GIVEN INSTRUCTION = Your task is to transcribe all the entries exactly, excluding pictures.

Data tied to figure images:
>> START

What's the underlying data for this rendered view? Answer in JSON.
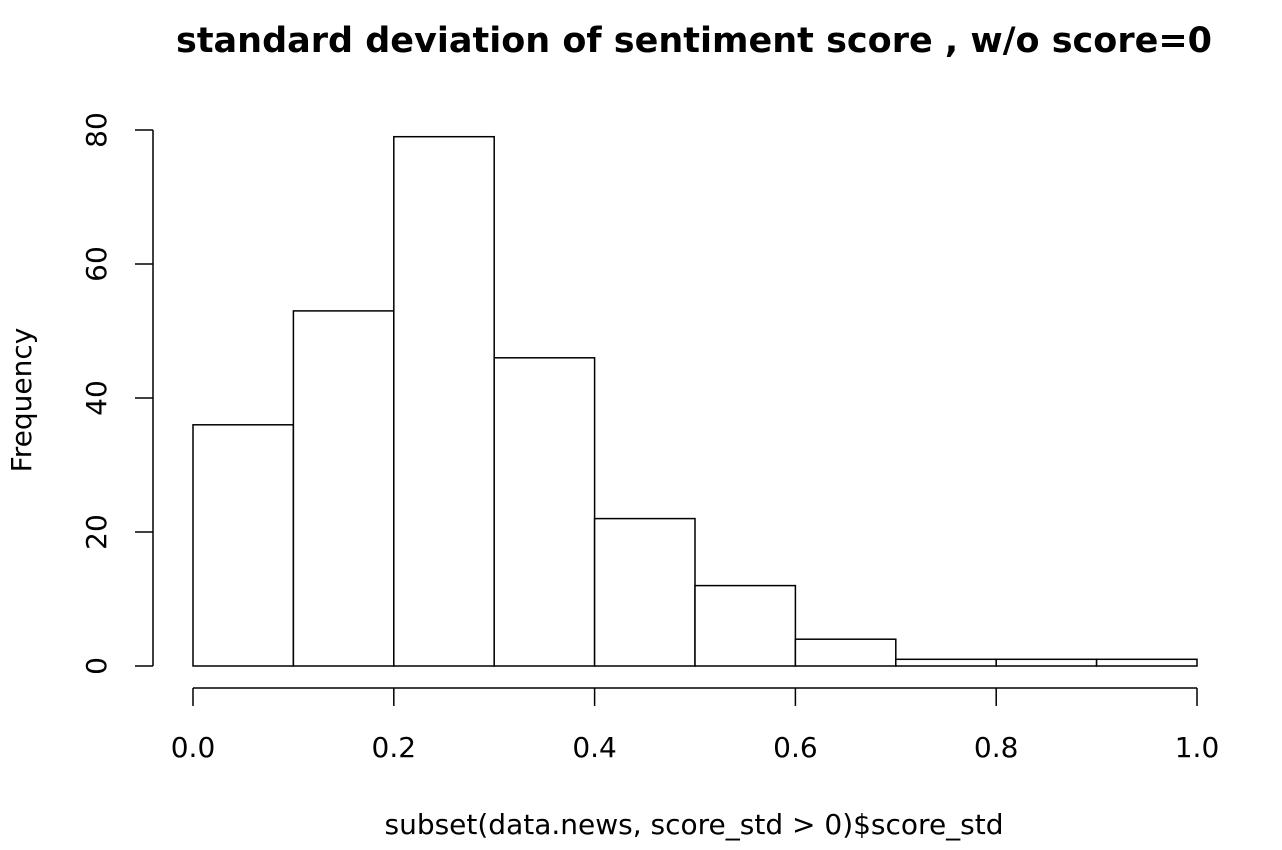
{
  "chart_data": {
    "type": "bar",
    "title": "standard deviation of sentiment score , w/o score=0",
    "xlabel": "subset(data.news, score_std > 0)$score_std",
    "ylabel": "Frequency",
    "bins": [
      {
        "x0": 0.0,
        "x1": 0.1,
        "count": 36
      },
      {
        "x0": 0.1,
        "x1": 0.2,
        "count": 53
      },
      {
        "x0": 0.2,
        "x1": 0.3,
        "count": 79
      },
      {
        "x0": 0.3,
        "x1": 0.4,
        "count": 46
      },
      {
        "x0": 0.4,
        "x1": 0.5,
        "count": 22
      },
      {
        "x0": 0.5,
        "x1": 0.6,
        "count": 12
      },
      {
        "x0": 0.6,
        "x1": 0.7,
        "count": 4
      },
      {
        "x0": 0.7,
        "x1": 0.8,
        "count": 1
      },
      {
        "x0": 0.8,
        "x1": 0.9,
        "count": 1
      },
      {
        "x0": 0.9,
        "x1": 1.0,
        "count": 1
      }
    ],
    "xlim": [
      0.0,
      1.0
    ],
    "ylim": [
      0,
      80
    ],
    "xticks": [
      0.0,
      0.2,
      0.4,
      0.6,
      0.8,
      1.0
    ],
    "xtick_labels": [
      "0.0",
      "0.2",
      "0.4",
      "0.6",
      "0.8",
      "1.0"
    ],
    "yticks": [
      0,
      20,
      40,
      60,
      80
    ],
    "ytick_labels": [
      "0",
      "20",
      "40",
      "60",
      "80"
    ],
    "grid": false,
    "legend": "none",
    "colors": {
      "bar_fill": "#ffffff",
      "bar_stroke": "#000000"
    }
  }
}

>> END

OUTPUT OF THE TASK =
What's the underlying data for this rendered view? Answer in JSON.
{
  "chart_data": {
    "type": "bar",
    "title": "standard deviation of sentiment score , w/o score=0",
    "xlabel": "subset(data.news, score_std > 0)$score_std",
    "ylabel": "Frequency",
    "bins": [
      {
        "x0": 0.0,
        "x1": 0.1,
        "count": 36
      },
      {
        "x0": 0.1,
        "x1": 0.2,
        "count": 53
      },
      {
        "x0": 0.2,
        "x1": 0.3,
        "count": 79
      },
      {
        "x0": 0.3,
        "x1": 0.4,
        "count": 46
      },
      {
        "x0": 0.4,
        "x1": 0.5,
        "count": 22
      },
      {
        "x0": 0.5,
        "x1": 0.6,
        "count": 12
      },
      {
        "x0": 0.6,
        "x1": 0.7,
        "count": 4
      },
      {
        "x0": 0.7,
        "x1": 0.8,
        "count": 1
      },
      {
        "x0": 0.8,
        "x1": 0.9,
        "count": 1
      },
      {
        "x0": 0.9,
        "x1": 1.0,
        "count": 1
      }
    ],
    "xlim": [
      0.0,
      1.0
    ],
    "ylim": [
      0,
      80
    ],
    "xticks": [
      0.0,
      0.2,
      0.4,
      0.6,
      0.8,
      1.0
    ],
    "xtick_labels": [
      "0.0",
      "0.2",
      "0.4",
      "0.6",
      "0.8",
      "1.0"
    ],
    "yticks": [
      0,
      20,
      40,
      60,
      80
    ],
    "ytick_labels": [
      "0",
      "20",
      "40",
      "60",
      "80"
    ],
    "grid": false,
    "legend": "none",
    "colors": {
      "bar_fill": "#ffffff",
      "bar_stroke": "#000000"
    }
  }
}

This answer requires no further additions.